[A run of records]
---------------

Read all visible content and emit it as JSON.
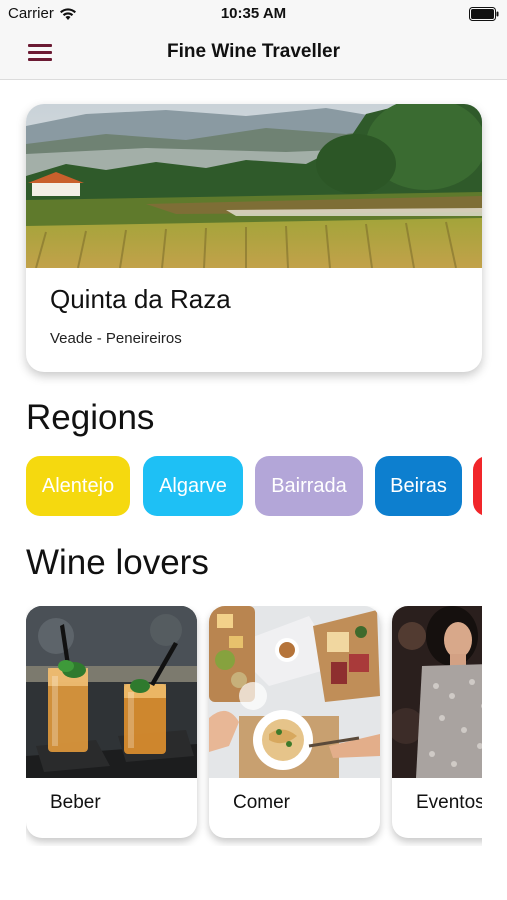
{
  "status_bar": {
    "carrier": "Carrier",
    "time": "10:35 AM",
    "icons": [
      "wifi-icon",
      "battery-icon"
    ]
  },
  "nav_bar": {
    "title": "Fine Wine Traveller",
    "menu_icon": "hamburger-menu-icon",
    "accent_color": "#6b1a33"
  },
  "featured": {
    "title": "Quinta da Raza",
    "subtitle": "Veade - Peneireiros",
    "image": "vineyard-landscape"
  },
  "regions": {
    "heading": "Regions",
    "items": [
      {
        "label": "Alentejo",
        "color": "#f5d90f"
      },
      {
        "label": "Algarve",
        "color": "#1ec0f5"
      },
      {
        "label": "Bairrada",
        "color": "#b3a6d8"
      },
      {
        "label": "Beiras",
        "color": "#0d7fcf"
      },
      {
        "label": "",
        "color": "#f1262a"
      }
    ]
  },
  "wine_lovers": {
    "heading": "Wine lovers",
    "items": [
      {
        "label": "Beber",
        "image": "cocktails-photo"
      },
      {
        "label": "Comer",
        "image": "food-platter-photo"
      },
      {
        "label": "Eventos",
        "image": "party-woman-photo"
      }
    ]
  }
}
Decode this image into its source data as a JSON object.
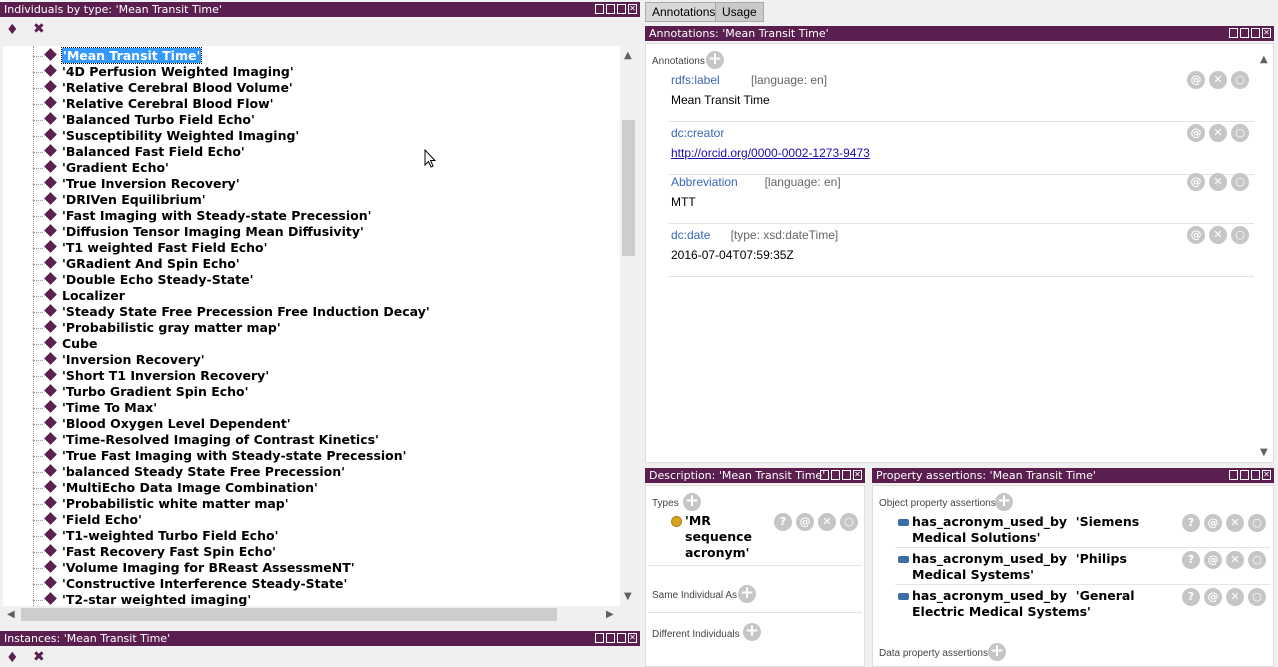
{
  "left_panel": {
    "title": "Individuals by type: 'Mean Transit Time'",
    "selected": "'Mean Transit Time'",
    "items": [
      "'4D Perfusion Weighted Imaging'",
      "'Relative Cerebral Blood Volume'",
      "'Relative Cerebral Blood Flow'",
      "'Balanced Turbo Field Echo'",
      "'Susceptibility Weighted Imaging'",
      "'Balanced Fast Field Echo'",
      "'Gradient Echo'",
      "'True Inversion Recovery'",
      "'DRIVen Equilibrium'",
      "'Fast Imaging with Steady-state Precession'",
      "'Diffusion Tensor Imaging Mean Diffusivity'",
      "'T1 weighted Fast Field Echo'",
      "'GRadient And Spin Echo'",
      "'Double Echo Steady-State'",
      "Localizer",
      "'Steady State Free Precession Free Induction Decay'",
      "'Probabilistic gray matter map'",
      "Cube",
      "'Inversion Recovery'",
      "'Short T1 Inversion Recovery'",
      "'Turbo Gradient Spin Echo'",
      "'Time To Max'",
      "'Blood Oxygen Level Dependent'",
      "'Time-Resolved Imaging of Contrast Kinetics'",
      "'True Fast Imaging with Steady-state Precession'",
      "'balanced Steady State Free Precession'",
      "'MultiEcho Data Image Combination'",
      "'Probabilistic white matter map'",
      "'Field Echo'",
      "'T1-weighted Turbo Field Echo'",
      "'Fast Recovery Fast Spin Echo'",
      "'Volume Imaging for BReast AssessmeNT'",
      "'Constructive Interference Steady-State'",
      "'T2-star weighted imaging'"
    ]
  },
  "instances_panel": {
    "title": "Instances: 'Mean Transit Time'"
  },
  "tabs": {
    "annotations": "Annotations",
    "usage": "Usage"
  },
  "annotations_panel": {
    "title": "Annotations: 'Mean Transit Time'",
    "section_label": "Annotations",
    "rows": [
      {
        "prop": "rdfs:label",
        "meta": "[language: en]",
        "value": "Mean Transit Time"
      },
      {
        "prop": "dc:creator",
        "meta": "",
        "value": "http://orcid.org/0000-0002-1273-9473"
      },
      {
        "prop": "Abbreviation",
        "meta": "[language: en]",
        "value": "MTT"
      },
      {
        "prop": "dc:date",
        "meta": "[type: xsd:dateTime]",
        "value": "2016-07-04T07:59:35Z"
      }
    ]
  },
  "description_panel": {
    "title": "Description: 'Mean Transit Time'",
    "types_label": "Types",
    "type_line1": "'MR",
    "type_line2": "sequence",
    "type_line3": "acronym'",
    "same_label": "Same Individual As",
    "different_label": "Different Individuals"
  },
  "property_panel": {
    "title": "Property assertions: 'Mean Transit Time'",
    "object_label": "Object property assertions",
    "data_label": "Data property assertions",
    "assertions": [
      {
        "line1": "has_acronym_used_by  'Siemens",
        "line2": "Medical Solutions'"
      },
      {
        "line1": "has_acronym_used_by  'Philips",
        "line2": "Medical Systems'"
      },
      {
        "line1": "has_acronym_used_by  'General",
        "line2": "Electric Medical Systems'"
      }
    ]
  },
  "buttons": {
    "plus": "+",
    "at": "@",
    "x": "✕",
    "o": "○",
    "q": "?"
  }
}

---------------

**Direction:**
Only a number is wanted: how many lines contain the word "Fast"?

**Answer to the task:**
5